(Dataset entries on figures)
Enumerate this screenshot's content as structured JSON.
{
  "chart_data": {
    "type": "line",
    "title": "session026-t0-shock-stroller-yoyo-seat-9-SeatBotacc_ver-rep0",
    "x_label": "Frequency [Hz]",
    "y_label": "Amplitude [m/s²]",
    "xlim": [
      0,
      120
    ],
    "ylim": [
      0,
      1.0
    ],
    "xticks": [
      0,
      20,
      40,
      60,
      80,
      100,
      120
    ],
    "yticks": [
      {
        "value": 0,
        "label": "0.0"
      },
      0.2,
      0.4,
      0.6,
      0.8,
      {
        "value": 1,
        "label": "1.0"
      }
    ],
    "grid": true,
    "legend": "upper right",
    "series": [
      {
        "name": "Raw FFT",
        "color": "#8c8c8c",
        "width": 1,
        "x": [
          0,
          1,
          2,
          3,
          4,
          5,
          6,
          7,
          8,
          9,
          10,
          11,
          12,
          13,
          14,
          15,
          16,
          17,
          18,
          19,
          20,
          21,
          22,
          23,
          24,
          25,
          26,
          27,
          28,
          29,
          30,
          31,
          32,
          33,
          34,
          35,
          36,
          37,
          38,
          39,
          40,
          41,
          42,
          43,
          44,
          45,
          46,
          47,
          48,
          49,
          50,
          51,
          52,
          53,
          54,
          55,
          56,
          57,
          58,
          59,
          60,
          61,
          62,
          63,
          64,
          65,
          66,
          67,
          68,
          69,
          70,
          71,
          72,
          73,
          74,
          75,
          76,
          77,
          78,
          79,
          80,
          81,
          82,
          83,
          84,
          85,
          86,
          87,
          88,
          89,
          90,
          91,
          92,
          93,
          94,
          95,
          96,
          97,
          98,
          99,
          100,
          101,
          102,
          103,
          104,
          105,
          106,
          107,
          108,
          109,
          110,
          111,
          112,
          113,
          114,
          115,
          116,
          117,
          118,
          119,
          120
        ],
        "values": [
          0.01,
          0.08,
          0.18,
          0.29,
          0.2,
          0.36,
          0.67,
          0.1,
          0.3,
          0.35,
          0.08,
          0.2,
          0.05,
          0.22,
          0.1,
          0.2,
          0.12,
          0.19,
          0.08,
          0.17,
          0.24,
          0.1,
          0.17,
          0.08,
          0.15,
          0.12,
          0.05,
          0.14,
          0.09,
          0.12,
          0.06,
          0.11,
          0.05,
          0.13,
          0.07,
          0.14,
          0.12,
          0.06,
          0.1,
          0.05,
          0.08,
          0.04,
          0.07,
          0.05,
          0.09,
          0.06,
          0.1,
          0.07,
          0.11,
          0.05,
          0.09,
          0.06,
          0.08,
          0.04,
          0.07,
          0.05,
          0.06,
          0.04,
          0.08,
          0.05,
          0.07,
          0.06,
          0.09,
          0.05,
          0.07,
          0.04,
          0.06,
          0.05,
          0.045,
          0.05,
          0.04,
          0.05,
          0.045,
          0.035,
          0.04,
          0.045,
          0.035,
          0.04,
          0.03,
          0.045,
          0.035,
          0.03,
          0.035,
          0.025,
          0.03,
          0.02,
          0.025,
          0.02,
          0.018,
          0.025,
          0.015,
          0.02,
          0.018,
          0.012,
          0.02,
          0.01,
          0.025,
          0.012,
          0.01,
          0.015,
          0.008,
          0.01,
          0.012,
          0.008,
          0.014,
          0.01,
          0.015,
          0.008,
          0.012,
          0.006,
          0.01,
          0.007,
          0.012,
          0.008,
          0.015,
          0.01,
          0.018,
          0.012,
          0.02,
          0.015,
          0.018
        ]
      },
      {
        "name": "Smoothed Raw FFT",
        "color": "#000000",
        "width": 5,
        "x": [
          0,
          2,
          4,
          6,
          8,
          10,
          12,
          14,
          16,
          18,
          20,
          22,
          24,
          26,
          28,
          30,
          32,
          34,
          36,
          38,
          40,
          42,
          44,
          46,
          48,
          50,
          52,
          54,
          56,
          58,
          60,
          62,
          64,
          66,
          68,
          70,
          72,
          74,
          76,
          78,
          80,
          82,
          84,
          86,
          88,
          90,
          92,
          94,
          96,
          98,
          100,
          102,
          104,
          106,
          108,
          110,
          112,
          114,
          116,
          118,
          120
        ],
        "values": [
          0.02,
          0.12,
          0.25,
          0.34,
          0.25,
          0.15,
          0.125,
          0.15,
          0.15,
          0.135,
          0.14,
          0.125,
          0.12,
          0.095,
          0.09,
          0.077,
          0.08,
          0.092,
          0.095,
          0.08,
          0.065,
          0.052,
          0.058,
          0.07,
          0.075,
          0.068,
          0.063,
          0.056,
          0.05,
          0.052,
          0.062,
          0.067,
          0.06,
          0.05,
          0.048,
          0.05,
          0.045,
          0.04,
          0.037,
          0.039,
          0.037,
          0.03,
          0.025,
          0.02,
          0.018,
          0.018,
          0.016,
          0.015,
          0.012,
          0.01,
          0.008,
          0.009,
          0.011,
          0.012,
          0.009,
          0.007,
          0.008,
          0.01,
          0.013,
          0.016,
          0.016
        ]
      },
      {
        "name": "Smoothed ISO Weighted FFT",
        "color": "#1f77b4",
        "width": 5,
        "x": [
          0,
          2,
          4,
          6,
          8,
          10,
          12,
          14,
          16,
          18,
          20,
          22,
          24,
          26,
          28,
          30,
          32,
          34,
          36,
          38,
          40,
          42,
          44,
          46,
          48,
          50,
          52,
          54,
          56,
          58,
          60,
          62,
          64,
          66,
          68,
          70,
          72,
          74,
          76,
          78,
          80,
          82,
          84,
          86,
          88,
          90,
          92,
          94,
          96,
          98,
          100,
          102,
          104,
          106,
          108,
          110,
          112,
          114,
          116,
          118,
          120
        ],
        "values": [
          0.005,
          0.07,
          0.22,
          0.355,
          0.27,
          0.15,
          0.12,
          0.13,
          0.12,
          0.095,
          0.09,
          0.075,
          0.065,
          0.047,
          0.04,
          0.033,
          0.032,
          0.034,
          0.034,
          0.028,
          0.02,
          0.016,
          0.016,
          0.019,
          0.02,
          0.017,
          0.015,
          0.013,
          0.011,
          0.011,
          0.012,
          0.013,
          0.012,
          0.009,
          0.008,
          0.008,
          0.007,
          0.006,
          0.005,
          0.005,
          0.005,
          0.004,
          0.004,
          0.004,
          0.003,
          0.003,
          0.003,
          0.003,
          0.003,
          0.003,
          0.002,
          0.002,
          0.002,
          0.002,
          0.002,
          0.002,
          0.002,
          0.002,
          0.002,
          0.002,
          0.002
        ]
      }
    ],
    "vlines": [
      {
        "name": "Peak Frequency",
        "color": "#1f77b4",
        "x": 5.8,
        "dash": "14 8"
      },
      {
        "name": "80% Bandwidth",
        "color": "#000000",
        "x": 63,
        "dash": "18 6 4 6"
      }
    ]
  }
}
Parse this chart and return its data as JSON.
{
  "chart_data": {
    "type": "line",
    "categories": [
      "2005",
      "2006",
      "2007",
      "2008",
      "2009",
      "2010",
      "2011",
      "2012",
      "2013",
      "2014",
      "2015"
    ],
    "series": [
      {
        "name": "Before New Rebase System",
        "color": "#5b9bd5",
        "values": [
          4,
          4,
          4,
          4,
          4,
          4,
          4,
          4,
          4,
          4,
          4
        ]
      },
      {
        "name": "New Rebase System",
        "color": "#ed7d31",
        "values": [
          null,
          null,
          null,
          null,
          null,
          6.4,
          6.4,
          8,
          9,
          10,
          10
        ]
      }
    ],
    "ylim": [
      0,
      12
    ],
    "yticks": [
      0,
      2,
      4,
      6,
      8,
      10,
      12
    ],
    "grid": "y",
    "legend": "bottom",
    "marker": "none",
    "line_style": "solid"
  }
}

*Exercise*.
Your task is to retype all the records above with nothing left out.

*Response below*.
Enumerate this screenshot's content as structured JSON.
{
  "chart_data": {
    "type": "line",
    "title": "session026-t0-shock-stroller-yoyo-seat-9-SeatBotacc_ver-rep0",
    "x_label": "Frequency [Hz]",
    "y_label": "Amplitude [m/s²]",
    "xlim": [
      0,
      120
    ],
    "ylim": [
      0,
      1.0
    ],
    "xticks": [
      0,
      20,
      40,
      60,
      80,
      100,
      120
    ],
    "yticks": [
      {
        "value": 0,
        "label": "0.0"
      },
      0.2,
      0.4,
      0.6,
      0.8,
      {
        "value": 1,
        "label": "1.0"
      }
    ],
    "grid": true,
    "legend": "upper right",
    "series": [
      {
        "name": "Raw FFT",
        "color": "#8c8c8c",
        "width": 1,
        "x": [
          0,
          1,
          2,
          3,
          4,
          5,
          6,
          7,
          8,
          9,
          10,
          11,
          12,
          13,
          14,
          15,
          16,
          17,
          18,
          19,
          20,
          21,
          22,
          23,
          24,
          25,
          26,
          27,
          28,
          29,
          30,
          31,
          32,
          33,
          34,
          35,
          36,
          37,
          38,
          39,
          40,
          41,
          42,
          43,
          44,
          45,
          46,
          47,
          48,
          49,
          50,
          51,
          52,
          53,
          54,
          55,
          56,
          57,
          58,
          59,
          60,
          61,
          62,
          63,
          64,
          65,
          66,
          67,
          68,
          69,
          70,
          71,
          72,
          73,
          74,
          75,
          76,
          77,
          78,
          79,
          80,
          81,
          82,
          83,
          84,
          85,
          86,
          87,
          88,
          89,
          90,
          91,
          92,
          93,
          94,
          95,
          96,
          97,
          98,
          99,
          100,
          101,
          102,
          103,
          104,
          105,
          106,
          107,
          108,
          109,
          110,
          111,
          112,
          113,
          114,
          115,
          116,
          117,
          118,
          119,
          120
        ],
        "values": [
          0.01,
          0.08,
          0.18,
          0.29,
          0.2,
          0.36,
          0.67,
          0.1,
          0.3,
          0.35,
          0.08,
          0.2,
          0.05,
          0.22,
          0.1,
          0.2,
          0.12,
          0.19,
          0.08,
          0.17,
          0.24,
          0.1,
          0.17,
          0.08,
          0.15,
          0.12,
          0.05,
          0.14,
          0.09,
          0.12,
          0.06,
          0.11,
          0.05,
          0.13,
          0.07,
          0.14,
          0.12,
          0.06,
          0.1,
          0.05,
          0.08,
          0.04,
          0.07,
          0.05,
          0.09,
          0.06,
          0.1,
          0.07,
          0.11,
          0.05,
          0.09,
          0.06,
          0.08,
          0.04,
          0.07,
          0.05,
          0.06,
          0.04,
          0.08,
          0.05,
          0.07,
          0.06,
          0.09,
          0.05,
          0.07,
          0.04,
          0.06,
          0.05,
          0.045,
          0.05,
          0.04,
          0.05,
          0.045,
          0.035,
          0.04,
          0.045,
          0.035,
          0.04,
          0.03,
          0.045,
          0.035,
          0.03,
          0.035,
          0.025,
          0.03,
          0.02,
          0.025,
          0.02,
          0.018,
          0.025,
          0.015,
          0.02,
          0.018,
          0.012,
          0.02,
          0.01,
          0.025,
          0.012,
          0.01,
          0.015,
          0.008,
          0.01,
          0.012,
          0.008,
          0.014,
          0.01,
          0.015,
          0.008,
          0.012,
          0.006,
          0.01,
          0.007,
          0.012,
          0.008,
          0.015,
          0.01,
          0.018,
          0.012,
          0.02,
          0.015,
          0.018
        ]
      },
      {
        "name": "Smoothed Raw FFT",
        "color": "#000000",
        "width": 5,
        "x": [
          0,
          2,
          4,
          6,
          8,
          10,
          12,
          14,
          16,
          18,
          20,
          22,
          24,
          26,
          28,
          30,
          32,
          34,
          36,
          38,
          40,
          42,
          44,
          46,
          48,
          50,
          52,
          54,
          56,
          58,
          60,
          62,
          64,
          66,
          68,
          70,
          72,
          74,
          76,
          78,
          80,
          82,
          84,
          86,
          88,
          90,
          92,
          94,
          96,
          98,
          100,
          102,
          104,
          106,
          108,
          110,
          112,
          114,
          116,
          118,
          120
        ],
        "values": [
          0.02,
          0.12,
          0.25,
          0.34,
          0.25,
          0.15,
          0.125,
          0.15,
          0.15,
          0.135,
          0.14,
          0.125,
          0.12,
          0.095,
          0.09,
          0.077,
          0.08,
          0.092,
          0.095,
          0.08,
          0.065,
          0.052,
          0.058,
          0.07,
          0.075,
          0.068,
          0.063,
          0.056,
          0.05,
          0.052,
          0.062,
          0.067,
          0.06,
          0.05,
          0.048,
          0.05,
          0.045,
          0.04,
          0.037,
          0.039,
          0.037,
          0.03,
          0.025,
          0.02,
          0.018,
          0.018,
          0.016,
          0.015,
          0.012,
          0.01,
          0.008,
          0.009,
          0.011,
          0.012,
          0.009,
          0.007,
          0.008,
          0.01,
          0.013,
          0.016,
          0.016
        ]
      },
      {
        "name": "Smoothed ISO Weighted FFT",
        "color": "#1f77b4",
        "width": 5,
        "x": [
          0,
          2,
          4,
          6,
          8,
          10,
          12,
          14,
          16,
          18,
          20,
          22,
          24,
          26,
          28,
          30,
          32,
          34,
          36,
          38,
          40,
          42,
          44,
          46,
          48,
          50,
          52,
          54,
          56,
          58,
          60,
          62,
          64,
          66,
          68,
          70,
          72,
          74,
          76,
          78,
          80,
          82,
          84,
          86,
          88,
          90,
          92,
          94,
          96,
          98,
          100,
          102,
          104,
          106,
          108,
          110,
          112,
          114,
          116,
          118,
          120
        ],
        "values": [
          0.005,
          0.07,
          0.22,
          0.355,
          0.27,
          0.15,
          0.12,
          0.13,
          0.12,
          0.095,
          0.09,
          0.075,
          0.065,
          0.047,
          0.04,
          0.033,
          0.032,
          0.034,
          0.034,
          0.028,
          0.02,
          0.016,
          0.016,
          0.019,
          0.02,
          0.017,
          0.015,
          0.013,
          0.011,
          0.011,
          0.012,
          0.013,
          0.012,
          0.009,
          0.008,
          0.008,
          0.007,
          0.006,
          0.005,
          0.005,
          0.005,
          0.004,
          0.004,
          0.004,
          0.003,
          0.003,
          0.003,
          0.003,
          0.003,
          0.003,
          0.002,
          0.002,
          0.002,
          0.002,
          0.002,
          0.002,
          0.002,
          0.002,
          0.002,
          0.002,
          0.002
        ]
      }
    ],
    "vlines": [
      {
        "name": "Peak Frequency",
        "color": "#1f77b4",
        "x": 5.8,
        "dash": "14 8"
      },
      {
        "name": "80% Bandwidth",
        "color": "#000000",
        "x": 63,
        "dash": "18 6 4 6"
      }
    ]
  }
}
Parse this chart and return its data as JSON.
{
  "chart_data": {
    "type": "line",
    "categories": [
      "2005",
      "2006",
      "2007",
      "2008",
      "2009",
      "2010",
      "2011",
      "2012",
      "2013",
      "2014",
      "2015"
    ],
    "series": [
      {
        "name": "Before New Rebase System",
        "color": "#5b9bd5",
        "values": [
          4,
          4,
          4,
          4,
          4,
          4,
          4,
          4,
          4,
          4,
          4
        ]
      },
      {
        "name": "New Rebase System",
        "color": "#ed7d31",
        "values": [
          null,
          null,
          null,
          null,
          null,
          6.4,
          6.4,
          8,
          9,
          10,
          10
        ]
      }
    ],
    "ylim": [
      0,
      12
    ],
    "yticks": [
      0,
      2,
      4,
      6,
      8,
      10,
      12
    ],
    "grid": "y",
    "legend": "bottom",
    "marker": "none",
    "line_style": "solid"
  }
}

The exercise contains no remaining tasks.